### Records shown

━━━━━━━━━━━━━━━━━━━━━━━━━━━━━━

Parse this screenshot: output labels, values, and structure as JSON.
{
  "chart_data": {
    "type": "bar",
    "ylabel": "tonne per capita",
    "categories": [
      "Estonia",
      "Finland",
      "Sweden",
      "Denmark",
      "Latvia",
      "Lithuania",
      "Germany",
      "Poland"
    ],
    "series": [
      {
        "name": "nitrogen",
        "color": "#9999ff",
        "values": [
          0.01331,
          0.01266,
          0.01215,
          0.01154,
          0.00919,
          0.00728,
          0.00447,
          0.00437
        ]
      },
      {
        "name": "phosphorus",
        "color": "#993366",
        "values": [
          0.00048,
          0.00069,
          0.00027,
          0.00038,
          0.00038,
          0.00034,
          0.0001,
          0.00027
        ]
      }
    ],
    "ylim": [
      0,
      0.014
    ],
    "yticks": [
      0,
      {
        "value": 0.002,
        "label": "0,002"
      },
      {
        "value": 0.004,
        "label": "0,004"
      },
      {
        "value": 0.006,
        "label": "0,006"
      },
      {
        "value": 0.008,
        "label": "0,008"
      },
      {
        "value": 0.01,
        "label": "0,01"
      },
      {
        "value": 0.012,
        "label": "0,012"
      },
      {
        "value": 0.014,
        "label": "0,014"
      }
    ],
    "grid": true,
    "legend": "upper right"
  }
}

━━━━━━━━━━━━━━━━━━━━━━━━━━━━━━

### Exercise requirements
Retype the material in full. Each word must match.

### Exercise result
Parse this screenshot: output labels, values, and structure as JSON.
{
  "chart_data": {
    "type": "bar",
    "ylabel": "tonne per capita",
    "categories": [
      "Estonia",
      "Finland",
      "Sweden",
      "Denmark",
      "Latvia",
      "Lithuania",
      "Germany",
      "Poland"
    ],
    "series": [
      {
        "name": "nitrogen",
        "color": "#9999ff",
        "values": [
          0.01331,
          0.01266,
          0.01215,
          0.01154,
          0.00919,
          0.00728,
          0.00447,
          0.00437
        ]
      },
      {
        "name": "phosphorus",
        "color": "#993366",
        "values": [
          0.00048,
          0.00069,
          0.00027,
          0.00038,
          0.00038,
          0.00034,
          0.0001,
          0.00027
        ]
      }
    ],
    "ylim": [
      0,
      0.014
    ],
    "yticks": [
      0,
      {
        "value": 0.002,
        "label": "0,002"
      },
      {
        "value": 0.004,
        "label": "0,004"
      },
      {
        "value": 0.006,
        "label": "0,006"
      },
      {
        "value": 0.008,
        "label": "0,008"
      },
      {
        "value": 0.01,
        "label": "0,01"
      },
      {
        "value": 0.012,
        "label": "0,012"
      },
      {
        "value": 0.014,
        "label": "0,014"
      }
    ],
    "grid": true,
    "legend": "upper right"
  }
}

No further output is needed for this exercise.